◆ Exercise objective
Look below and pull out each line with the word "text".

+ + + + +

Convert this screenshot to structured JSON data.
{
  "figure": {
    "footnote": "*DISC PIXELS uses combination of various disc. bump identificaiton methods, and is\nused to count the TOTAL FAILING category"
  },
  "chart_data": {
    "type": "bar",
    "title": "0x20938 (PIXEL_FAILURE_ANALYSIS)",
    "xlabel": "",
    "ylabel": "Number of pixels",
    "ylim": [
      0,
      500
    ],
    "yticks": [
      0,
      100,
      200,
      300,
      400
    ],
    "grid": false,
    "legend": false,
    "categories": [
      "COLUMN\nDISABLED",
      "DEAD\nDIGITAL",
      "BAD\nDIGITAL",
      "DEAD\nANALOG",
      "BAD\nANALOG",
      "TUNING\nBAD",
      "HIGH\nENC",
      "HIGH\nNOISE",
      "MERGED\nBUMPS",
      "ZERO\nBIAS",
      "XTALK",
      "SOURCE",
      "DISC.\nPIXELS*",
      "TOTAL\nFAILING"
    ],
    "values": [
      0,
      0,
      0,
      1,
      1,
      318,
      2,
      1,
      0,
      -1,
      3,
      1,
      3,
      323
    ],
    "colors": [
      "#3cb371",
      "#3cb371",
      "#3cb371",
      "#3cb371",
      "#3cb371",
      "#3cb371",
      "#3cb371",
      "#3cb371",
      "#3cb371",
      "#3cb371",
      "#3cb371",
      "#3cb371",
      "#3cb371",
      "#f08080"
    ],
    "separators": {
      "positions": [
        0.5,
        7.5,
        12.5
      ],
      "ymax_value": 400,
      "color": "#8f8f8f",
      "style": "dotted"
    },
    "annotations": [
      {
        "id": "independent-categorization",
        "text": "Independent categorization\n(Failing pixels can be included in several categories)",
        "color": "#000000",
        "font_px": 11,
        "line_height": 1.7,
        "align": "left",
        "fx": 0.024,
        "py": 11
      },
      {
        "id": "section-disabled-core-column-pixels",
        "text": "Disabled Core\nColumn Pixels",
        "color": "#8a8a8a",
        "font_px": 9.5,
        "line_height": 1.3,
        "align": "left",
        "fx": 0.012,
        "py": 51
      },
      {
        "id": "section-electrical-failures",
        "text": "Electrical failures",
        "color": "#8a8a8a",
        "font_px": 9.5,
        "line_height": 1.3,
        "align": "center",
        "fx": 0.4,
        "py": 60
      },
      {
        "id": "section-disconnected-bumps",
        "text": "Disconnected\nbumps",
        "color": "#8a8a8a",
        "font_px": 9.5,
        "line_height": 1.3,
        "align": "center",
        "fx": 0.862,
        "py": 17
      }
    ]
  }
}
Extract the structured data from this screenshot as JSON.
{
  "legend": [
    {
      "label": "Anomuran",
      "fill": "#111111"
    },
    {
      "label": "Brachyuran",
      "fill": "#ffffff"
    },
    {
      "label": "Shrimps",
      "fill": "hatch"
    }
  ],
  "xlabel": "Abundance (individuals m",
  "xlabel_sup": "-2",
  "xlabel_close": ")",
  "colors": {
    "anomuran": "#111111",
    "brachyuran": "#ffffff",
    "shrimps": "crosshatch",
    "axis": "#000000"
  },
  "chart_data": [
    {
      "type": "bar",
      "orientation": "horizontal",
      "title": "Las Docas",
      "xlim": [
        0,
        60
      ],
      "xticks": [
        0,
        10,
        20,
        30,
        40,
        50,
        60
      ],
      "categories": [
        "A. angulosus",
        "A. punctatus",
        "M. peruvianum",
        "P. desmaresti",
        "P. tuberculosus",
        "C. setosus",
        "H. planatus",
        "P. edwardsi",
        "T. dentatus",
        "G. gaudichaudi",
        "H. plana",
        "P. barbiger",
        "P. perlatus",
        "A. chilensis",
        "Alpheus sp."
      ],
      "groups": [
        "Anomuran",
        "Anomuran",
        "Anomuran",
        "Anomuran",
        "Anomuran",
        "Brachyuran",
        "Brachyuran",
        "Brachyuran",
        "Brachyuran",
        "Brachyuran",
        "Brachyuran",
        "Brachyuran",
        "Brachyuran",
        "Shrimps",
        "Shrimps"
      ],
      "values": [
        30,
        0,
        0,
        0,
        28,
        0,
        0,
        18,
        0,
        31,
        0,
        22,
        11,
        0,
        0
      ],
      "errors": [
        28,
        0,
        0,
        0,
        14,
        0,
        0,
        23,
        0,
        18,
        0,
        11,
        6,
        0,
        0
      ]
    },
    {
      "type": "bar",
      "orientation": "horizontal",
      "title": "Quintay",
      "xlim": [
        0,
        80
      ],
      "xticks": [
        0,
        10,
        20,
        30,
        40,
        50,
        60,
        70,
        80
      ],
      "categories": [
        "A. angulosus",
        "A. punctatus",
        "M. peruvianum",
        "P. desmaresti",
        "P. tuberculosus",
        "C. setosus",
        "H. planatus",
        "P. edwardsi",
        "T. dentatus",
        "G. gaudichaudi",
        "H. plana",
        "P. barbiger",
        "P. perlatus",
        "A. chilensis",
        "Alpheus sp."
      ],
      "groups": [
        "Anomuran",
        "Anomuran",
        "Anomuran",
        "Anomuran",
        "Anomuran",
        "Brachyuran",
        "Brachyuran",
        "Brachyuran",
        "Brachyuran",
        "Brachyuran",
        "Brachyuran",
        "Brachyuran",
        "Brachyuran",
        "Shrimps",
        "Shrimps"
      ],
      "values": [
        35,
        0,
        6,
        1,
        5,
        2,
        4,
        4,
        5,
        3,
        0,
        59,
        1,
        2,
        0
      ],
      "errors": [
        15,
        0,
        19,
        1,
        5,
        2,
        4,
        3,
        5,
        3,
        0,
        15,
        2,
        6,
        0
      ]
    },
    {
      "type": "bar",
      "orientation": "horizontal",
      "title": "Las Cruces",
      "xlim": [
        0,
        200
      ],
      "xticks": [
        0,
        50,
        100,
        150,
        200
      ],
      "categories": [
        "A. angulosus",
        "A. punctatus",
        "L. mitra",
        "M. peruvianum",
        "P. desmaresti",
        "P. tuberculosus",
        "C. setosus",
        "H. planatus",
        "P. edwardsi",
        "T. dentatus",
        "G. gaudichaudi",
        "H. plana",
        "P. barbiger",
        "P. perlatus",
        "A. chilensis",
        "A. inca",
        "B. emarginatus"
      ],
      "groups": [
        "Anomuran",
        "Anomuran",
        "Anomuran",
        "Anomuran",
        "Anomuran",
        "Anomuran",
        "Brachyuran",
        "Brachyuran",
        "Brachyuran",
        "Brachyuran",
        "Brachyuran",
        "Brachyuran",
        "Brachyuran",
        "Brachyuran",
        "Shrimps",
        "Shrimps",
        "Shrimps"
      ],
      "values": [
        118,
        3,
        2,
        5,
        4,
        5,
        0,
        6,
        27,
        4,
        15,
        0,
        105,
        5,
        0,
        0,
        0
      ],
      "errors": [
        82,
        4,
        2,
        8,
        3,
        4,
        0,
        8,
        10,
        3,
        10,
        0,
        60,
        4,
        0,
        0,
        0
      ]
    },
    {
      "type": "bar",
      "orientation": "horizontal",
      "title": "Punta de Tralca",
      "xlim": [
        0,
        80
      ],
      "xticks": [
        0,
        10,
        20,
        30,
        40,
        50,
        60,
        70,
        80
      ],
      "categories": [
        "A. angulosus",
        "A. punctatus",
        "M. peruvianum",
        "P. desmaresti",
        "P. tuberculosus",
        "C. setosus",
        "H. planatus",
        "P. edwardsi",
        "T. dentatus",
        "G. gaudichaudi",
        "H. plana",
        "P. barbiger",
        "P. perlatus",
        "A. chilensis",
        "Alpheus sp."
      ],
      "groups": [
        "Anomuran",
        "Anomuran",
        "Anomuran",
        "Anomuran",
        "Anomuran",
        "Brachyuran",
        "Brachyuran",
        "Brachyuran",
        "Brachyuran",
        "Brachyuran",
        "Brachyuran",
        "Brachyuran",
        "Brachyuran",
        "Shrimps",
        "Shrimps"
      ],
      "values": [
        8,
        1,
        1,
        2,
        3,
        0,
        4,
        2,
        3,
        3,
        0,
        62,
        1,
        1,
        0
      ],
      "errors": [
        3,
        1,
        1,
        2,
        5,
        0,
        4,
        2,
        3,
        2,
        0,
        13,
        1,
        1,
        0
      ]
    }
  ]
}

+ + + + +

◆ Reply to the task
        "text": "Independent categorization\n(Failing pixels can be included in several categories)",
        "text": "Disabled Core\nColumn Pixels",
        "text": "Electrical failures",
        "text": "Disconnected\nbumps",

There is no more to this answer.